### INSTRUCTIONS FOR THE TASK
Write out the records that appear below, verbatim and complete, but without pictures.

Extracted records
------------------------------

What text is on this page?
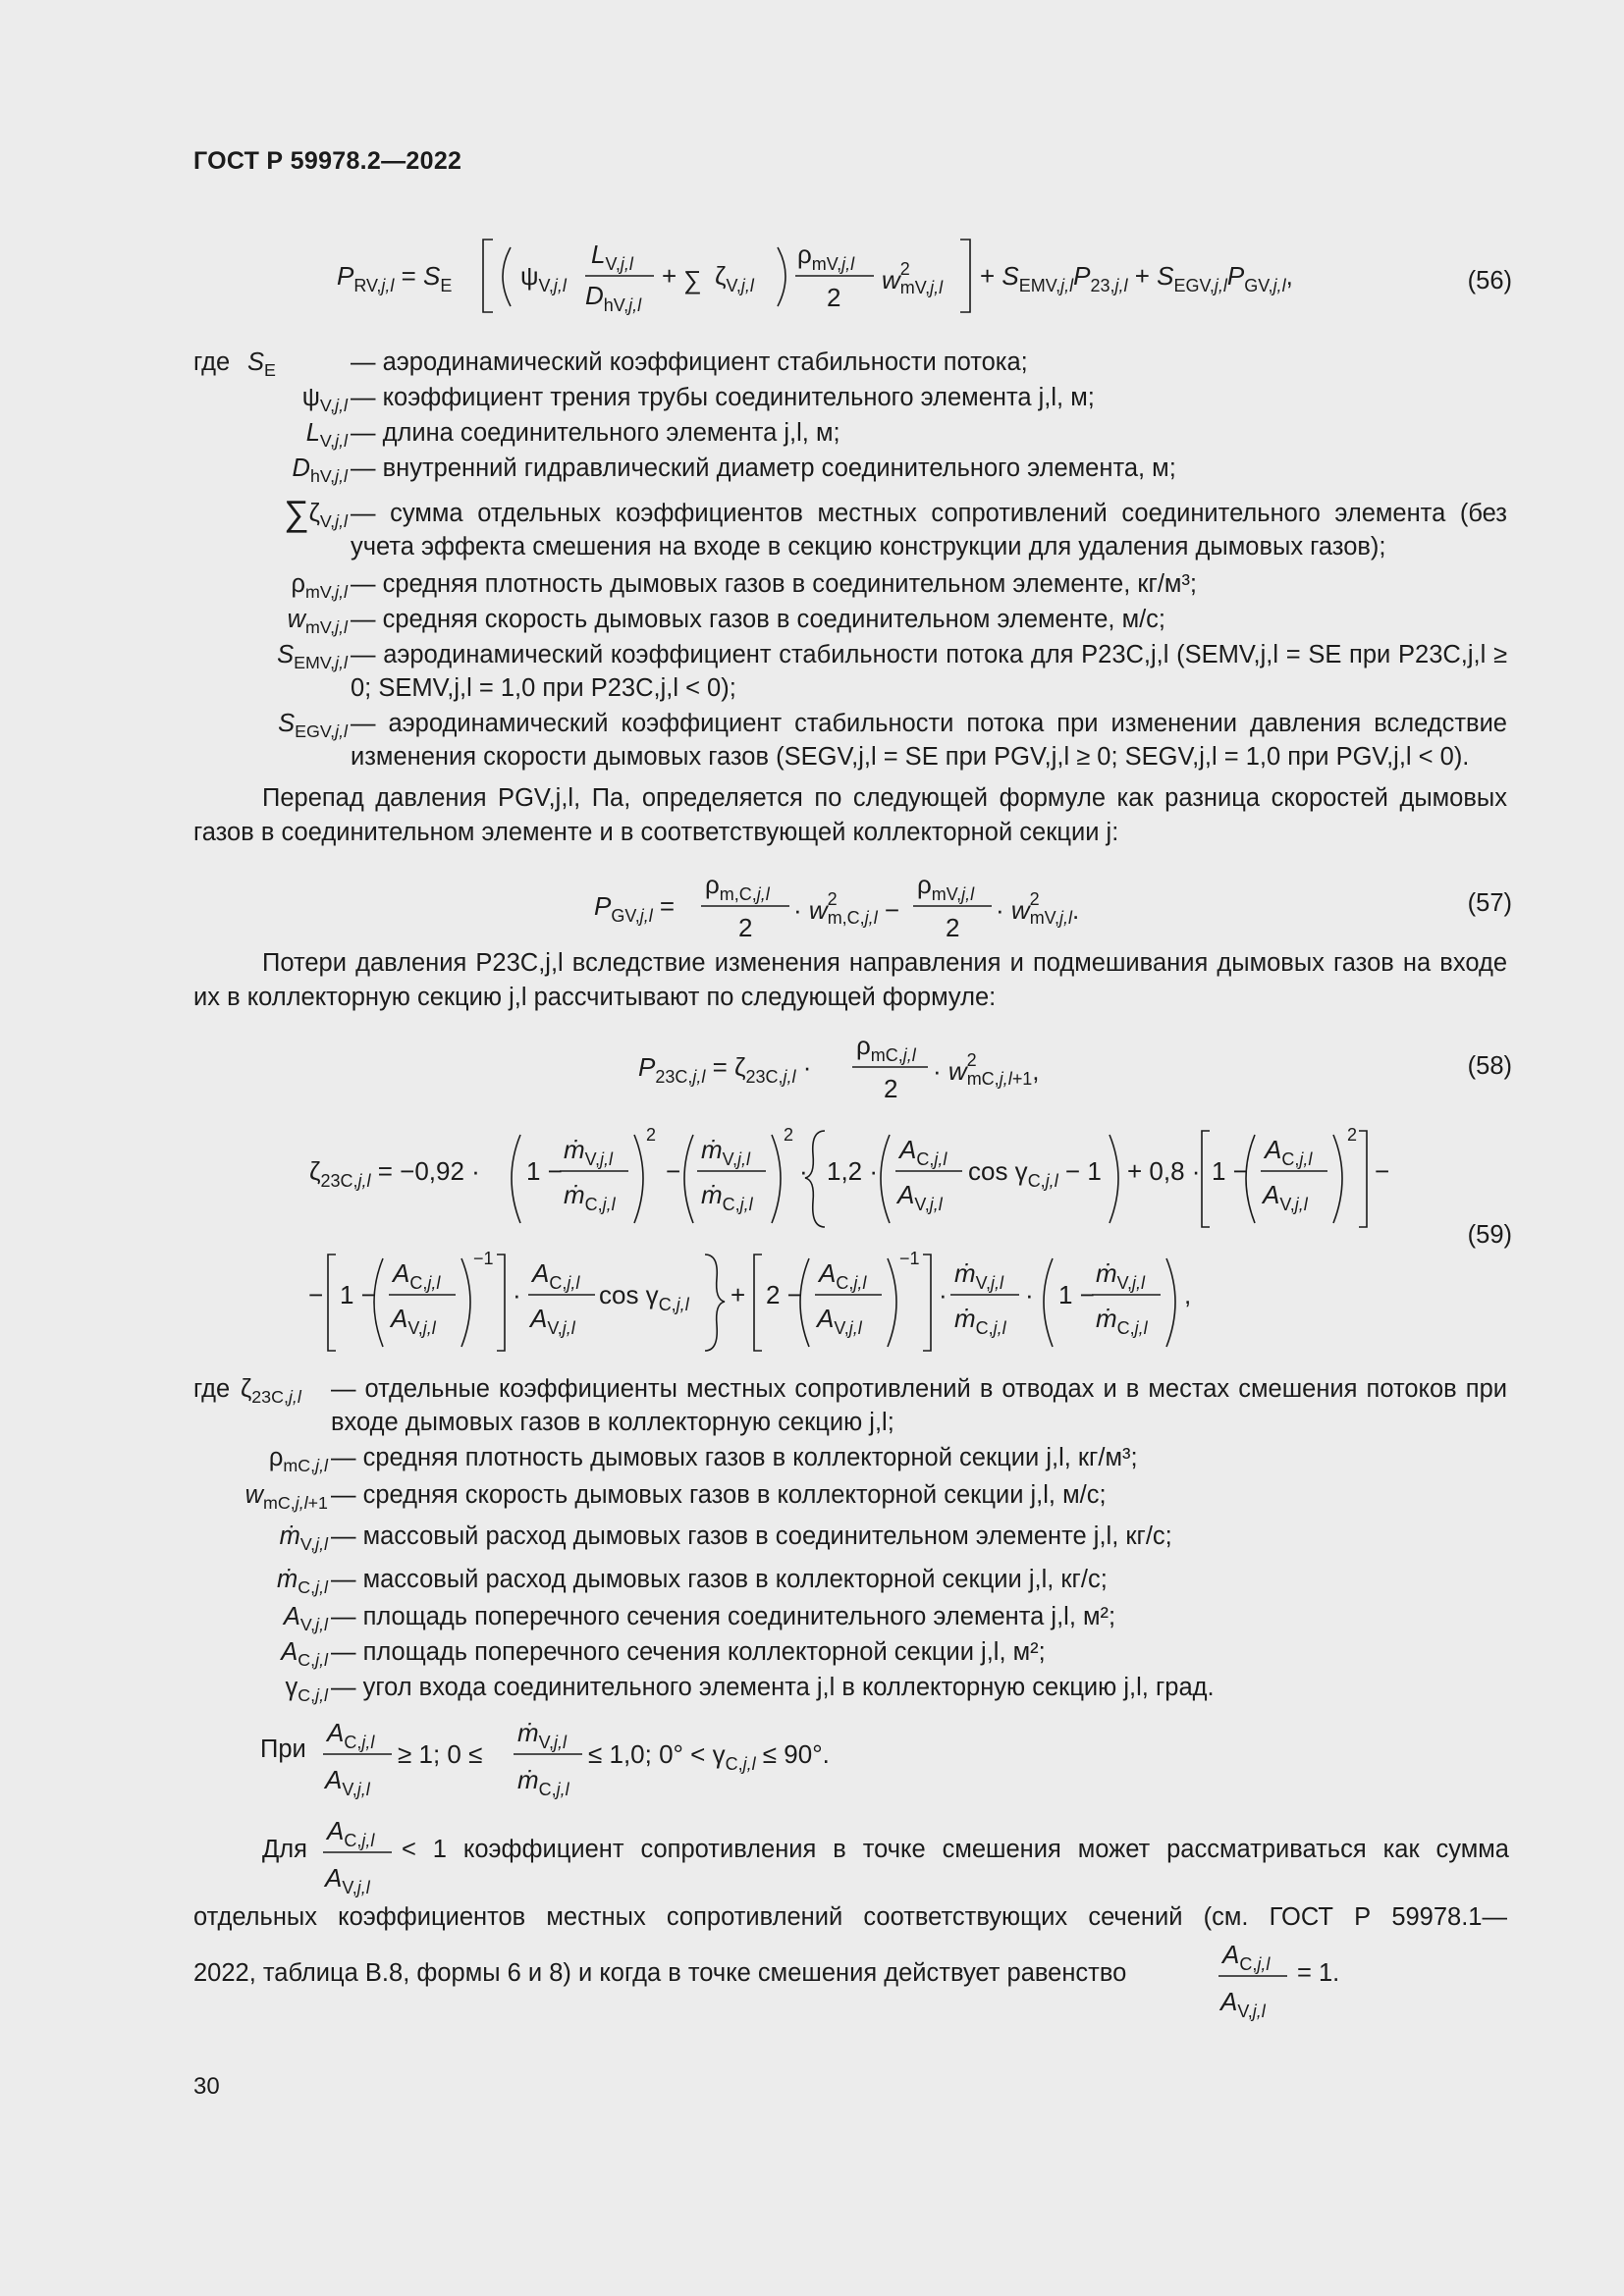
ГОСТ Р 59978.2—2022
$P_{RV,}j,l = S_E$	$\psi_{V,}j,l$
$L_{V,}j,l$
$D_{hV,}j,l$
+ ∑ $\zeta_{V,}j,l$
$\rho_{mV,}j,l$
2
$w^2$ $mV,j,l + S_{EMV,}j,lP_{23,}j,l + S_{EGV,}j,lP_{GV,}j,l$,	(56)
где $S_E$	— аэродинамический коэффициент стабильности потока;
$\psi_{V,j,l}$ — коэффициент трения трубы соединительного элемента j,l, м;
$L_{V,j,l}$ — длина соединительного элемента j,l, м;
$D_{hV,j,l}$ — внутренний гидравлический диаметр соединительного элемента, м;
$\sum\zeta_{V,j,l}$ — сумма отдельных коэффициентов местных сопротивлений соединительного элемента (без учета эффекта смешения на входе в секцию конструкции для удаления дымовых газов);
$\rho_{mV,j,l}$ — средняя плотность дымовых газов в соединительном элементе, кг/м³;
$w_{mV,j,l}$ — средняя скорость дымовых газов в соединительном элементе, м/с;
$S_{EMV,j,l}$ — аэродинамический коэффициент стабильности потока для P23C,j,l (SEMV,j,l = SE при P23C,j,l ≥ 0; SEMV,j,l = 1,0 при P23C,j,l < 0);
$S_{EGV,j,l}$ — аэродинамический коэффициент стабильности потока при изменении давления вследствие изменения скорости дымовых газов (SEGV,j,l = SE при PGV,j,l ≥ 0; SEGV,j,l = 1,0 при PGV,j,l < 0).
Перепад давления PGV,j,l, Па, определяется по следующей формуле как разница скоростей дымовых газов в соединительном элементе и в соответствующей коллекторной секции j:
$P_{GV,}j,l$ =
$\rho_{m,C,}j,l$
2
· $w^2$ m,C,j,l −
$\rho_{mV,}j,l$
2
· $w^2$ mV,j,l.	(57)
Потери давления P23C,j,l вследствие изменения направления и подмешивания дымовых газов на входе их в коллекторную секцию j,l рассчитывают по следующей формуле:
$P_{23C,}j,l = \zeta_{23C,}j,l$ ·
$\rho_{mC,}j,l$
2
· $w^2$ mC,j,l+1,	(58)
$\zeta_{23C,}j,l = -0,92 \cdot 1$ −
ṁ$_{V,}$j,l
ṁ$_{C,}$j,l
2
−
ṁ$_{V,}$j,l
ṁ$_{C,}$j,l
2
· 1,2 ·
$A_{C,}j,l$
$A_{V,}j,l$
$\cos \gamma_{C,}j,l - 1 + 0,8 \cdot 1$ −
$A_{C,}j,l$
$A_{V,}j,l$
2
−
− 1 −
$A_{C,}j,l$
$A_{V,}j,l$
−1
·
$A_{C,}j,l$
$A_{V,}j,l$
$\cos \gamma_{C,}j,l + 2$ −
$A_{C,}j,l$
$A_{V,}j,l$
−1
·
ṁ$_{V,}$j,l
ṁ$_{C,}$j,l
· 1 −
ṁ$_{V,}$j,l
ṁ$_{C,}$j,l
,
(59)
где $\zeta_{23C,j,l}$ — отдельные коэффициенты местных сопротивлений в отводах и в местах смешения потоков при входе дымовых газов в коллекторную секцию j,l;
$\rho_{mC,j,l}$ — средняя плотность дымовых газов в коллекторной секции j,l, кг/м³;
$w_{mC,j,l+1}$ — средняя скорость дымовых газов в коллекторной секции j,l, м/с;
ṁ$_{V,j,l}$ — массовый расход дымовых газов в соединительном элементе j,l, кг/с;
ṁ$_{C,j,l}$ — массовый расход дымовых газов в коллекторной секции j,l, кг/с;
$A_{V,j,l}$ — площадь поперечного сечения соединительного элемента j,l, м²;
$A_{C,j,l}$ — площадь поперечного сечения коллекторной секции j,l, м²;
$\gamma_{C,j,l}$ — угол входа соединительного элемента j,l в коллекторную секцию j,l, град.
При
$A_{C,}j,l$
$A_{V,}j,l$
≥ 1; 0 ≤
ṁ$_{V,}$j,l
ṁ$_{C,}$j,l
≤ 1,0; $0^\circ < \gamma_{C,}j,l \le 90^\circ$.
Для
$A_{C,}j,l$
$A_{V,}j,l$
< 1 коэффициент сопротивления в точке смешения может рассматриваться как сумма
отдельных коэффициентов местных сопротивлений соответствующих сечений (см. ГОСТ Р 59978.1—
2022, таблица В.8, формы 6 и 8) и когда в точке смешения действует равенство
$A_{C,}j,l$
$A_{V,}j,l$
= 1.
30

------------------------------

### RESPONSE FOR THIS EXERCISE
What text is on this page?
ГОСТ Р 59978.2—2022
$P_{RV,}j,l = S_E$	$\psi_{V,}j,l$
$L_{V,}j,l$
$D_{hV,}j,l$
+ ∑ $\zeta_{V,}j,l$
$\rho_{mV,}j,l$
2
$w^2$ $mV,j,l + S_{EMV,}j,lP_{23,}j,l + S_{EGV,}j,lP_{GV,}j,l$,	(56)
где $S_E$	— аэродинамический коэффициент стабильности потока;
$\psi_{V,j,l}$ — коэффициент трения трубы соединительного элемента j,l, м;
$L_{V,j,l}$ — длина соединительного элемента j,l, м;
$D_{hV,j,l}$ — внутренний гидравлический диаметр соединительного элемента, м;
$\sum\zeta_{V,j,l}$ — сумма отдельных коэффициентов местных сопротивлений соединительного элемента (без учета эффекта смешения на входе в секцию конструкции для удаления дымовых газов);
$\rho_{mV,j,l}$ — средняя плотность дымовых газов в соединительном элементе, кг/м³;
$w_{mV,j,l}$ — средняя скорость дымовых газов в соединительном элементе, м/с;
$S_{EMV,j,l}$ — аэродинамический коэффициент стабильности потока для P23C,j,l (SEMV,j,l = SE при P23C,j,l ≥ 0; SEMV,j,l = 1,0 при P23C,j,l < 0);
$S_{EGV,j,l}$ — аэродинамический коэффициент стабильности потока при изменении давления вследствие изменения скорости дымовых газов (SEGV,j,l = SE при PGV,j,l ≥ 0; SEGV,j,l = 1,0 при PGV,j,l < 0).
Перепад давления PGV,j,l, Па, определяется по следующей формуле как разница скоростей дымовых газов в соединительном элементе и в соответствующей коллекторной секции j:
$P_{GV,}j,l$ =
$\rho_{m,C,}j,l$
2
· $w^2$ m,C,j,l −
$\rho_{mV,}j,l$
2
· $w^2$ mV,j,l.	(57)
Потери давления P23C,j,l вследствие изменения направления и подмешивания дымовых газов на входе их в коллекторную секцию j,l рассчитывают по следующей формуле:
$P_{23C,}j,l = \zeta_{23C,}j,l$ ·
$\rho_{mC,}j,l$
2
· $w^2$ mC,j,l+1,	(58)
$\zeta_{23C,}j,l = -0,92 \cdot 1$ −
ṁ$_{V,}$j,l
ṁ$_{C,}$j,l
2
−
ṁ$_{V,}$j,l
ṁ$_{C,}$j,l
2
· 1,2 ·
$A_{C,}j,l$
$A_{V,}j,l$
$\cos \gamma_{C,}j,l - 1 + 0,8 \cdot 1$ −
$A_{C,}j,l$
$A_{V,}j,l$
2
−
− 1 −
$A_{C,}j,l$
$A_{V,}j,l$
−1
·
$A_{C,}j,l$
$A_{V,}j,l$
$\cos \gamma_{C,}j,l + 2$ −
$A_{C,}j,l$
$A_{V,}j,l$
−1
·
ṁ$_{V,}$j,l
ṁ$_{C,}$j,l
· 1 −
ṁ$_{V,}$j,l
ṁ$_{C,}$j,l
,
(59)
где $\zeta_{23C,j,l}$ — отдельные коэффициенты местных сопротивлений в отводах и в местах смешения потоков при входе дымовых газов в коллекторную секцию j,l;
$\rho_{mC,j,l}$ — средняя плотность дымовых газов в коллекторной секции j,l, кг/м³;
$w_{mC,j,l+1}$ — средняя скорость дымовых газов в коллекторной секции j,l, м/с;
ṁ$_{V,j,l}$ — массовый расход дымовых газов в соединительном элементе j,l, кг/с;
ṁ$_{C,j,l}$ — массовый расход дымовых газов в коллекторной секции j,l, кг/с;
$A_{V,j,l}$ — площадь поперечного сечения соединительного элемента j,l, м²;
$A_{C,j,l}$ — площадь поперечного сечения коллекторной секции j,l, м²;
$\gamma_{C,j,l}$ — угол входа соединительного элемента j,l в коллекторную секцию j,l, град.
При
$A_{C,}j,l$
$A_{V,}j,l$
≥ 1; 0 ≤
ṁ$_{V,}$j,l
ṁ$_{C,}$j,l
≤ 1,0; $0^\circ < \gamma_{C,}j,l \le 90^\circ$.
Для
$A_{C,}j,l$
$A_{V,}j,l$
< 1 коэффициент сопротивления в точке смешения может рассматриваться как сумма
отдельных коэффициентов местных сопротивлений соответствующих сечений (см. ГОСТ Р 59978.1—
2022, таблица В.8, формы 6 и 8) и когда в точке смешения действует равенство
$A_{C,}j,l$
$A_{V,}j,l$
= 1.
30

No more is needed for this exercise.